» **Task prompt**: From the records, pick out and copy each line containing "when".

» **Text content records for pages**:
+---+

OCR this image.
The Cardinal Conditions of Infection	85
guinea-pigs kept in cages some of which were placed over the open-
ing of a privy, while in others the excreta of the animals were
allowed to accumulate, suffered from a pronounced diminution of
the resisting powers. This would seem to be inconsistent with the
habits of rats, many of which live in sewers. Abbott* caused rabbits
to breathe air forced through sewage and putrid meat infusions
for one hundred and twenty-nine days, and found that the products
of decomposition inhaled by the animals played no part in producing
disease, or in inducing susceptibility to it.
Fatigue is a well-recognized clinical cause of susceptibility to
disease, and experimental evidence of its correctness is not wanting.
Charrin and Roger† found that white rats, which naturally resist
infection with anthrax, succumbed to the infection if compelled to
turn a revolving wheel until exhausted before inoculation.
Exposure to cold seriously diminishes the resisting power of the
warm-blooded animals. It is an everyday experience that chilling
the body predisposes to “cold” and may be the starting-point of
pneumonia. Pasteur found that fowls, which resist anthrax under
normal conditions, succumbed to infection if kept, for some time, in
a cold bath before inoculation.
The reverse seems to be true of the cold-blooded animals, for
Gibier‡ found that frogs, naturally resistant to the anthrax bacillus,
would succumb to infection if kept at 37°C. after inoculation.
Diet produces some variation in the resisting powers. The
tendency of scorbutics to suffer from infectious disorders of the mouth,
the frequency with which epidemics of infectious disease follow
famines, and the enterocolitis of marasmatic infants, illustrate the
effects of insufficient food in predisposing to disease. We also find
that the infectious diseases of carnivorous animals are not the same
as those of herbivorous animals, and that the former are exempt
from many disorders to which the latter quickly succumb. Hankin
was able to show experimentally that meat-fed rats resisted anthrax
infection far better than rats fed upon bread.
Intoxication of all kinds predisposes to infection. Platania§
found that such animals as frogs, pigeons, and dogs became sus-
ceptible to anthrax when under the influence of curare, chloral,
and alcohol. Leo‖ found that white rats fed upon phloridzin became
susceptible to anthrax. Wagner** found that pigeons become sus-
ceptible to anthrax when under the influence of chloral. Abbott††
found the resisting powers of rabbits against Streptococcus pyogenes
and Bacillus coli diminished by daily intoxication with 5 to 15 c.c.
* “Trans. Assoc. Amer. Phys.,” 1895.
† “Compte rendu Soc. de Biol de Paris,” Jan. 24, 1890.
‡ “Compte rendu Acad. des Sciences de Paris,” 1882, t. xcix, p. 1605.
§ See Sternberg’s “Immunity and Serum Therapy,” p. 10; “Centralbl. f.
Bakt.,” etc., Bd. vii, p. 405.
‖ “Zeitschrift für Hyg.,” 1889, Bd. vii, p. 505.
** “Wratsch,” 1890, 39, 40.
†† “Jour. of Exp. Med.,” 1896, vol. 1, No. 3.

+---+

» **Response to the task**:
ceptible to anthrax when under the influence of curare, chloral,
ceptible to anthrax when under the influence of chloral. Abbott††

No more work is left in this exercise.